— Start Exercise data —

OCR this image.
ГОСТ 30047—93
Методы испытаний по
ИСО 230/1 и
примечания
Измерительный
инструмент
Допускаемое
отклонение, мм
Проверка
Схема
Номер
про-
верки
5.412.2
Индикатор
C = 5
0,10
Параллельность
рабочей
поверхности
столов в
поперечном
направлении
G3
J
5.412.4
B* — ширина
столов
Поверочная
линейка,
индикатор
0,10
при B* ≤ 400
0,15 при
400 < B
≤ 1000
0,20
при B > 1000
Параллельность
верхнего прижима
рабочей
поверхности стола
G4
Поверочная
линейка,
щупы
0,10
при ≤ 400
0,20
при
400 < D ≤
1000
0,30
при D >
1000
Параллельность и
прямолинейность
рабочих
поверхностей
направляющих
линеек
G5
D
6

— End Exercise data —

Stated exercise
Would you reproduce the material above in full, exactly as given?

Completed task
OCR this image.
ГОСТ 30047—93
Методы испытаний по
ИСО 230/1 и
примечания
Измерительный
инструмент
Допускаемое
отклонение, мм
Проверка
Схема
Номер
про-
верки
5.412.2
Индикатор
C = 5
0,10
Параллельность
рабочей
поверхности
столов в
поперечном
направлении
G3
J
5.412.4
B* — ширина
столов
Поверочная
линейка,
индикатор
0,10
при B* ≤ 400
0,15 при
400 < B
≤ 1000
0,20
при B > 1000
Параллельность
верхнего прижима
рабочей
поверхности стола
G4
Поверочная
линейка,
щупы
0,10
при ≤ 400
0,20
при
400 < D ≤
1000
0,30
при D >
1000
Параллельность и
прямолинейность
рабочих
поверхностей
направляющих
линеек
G5
D
6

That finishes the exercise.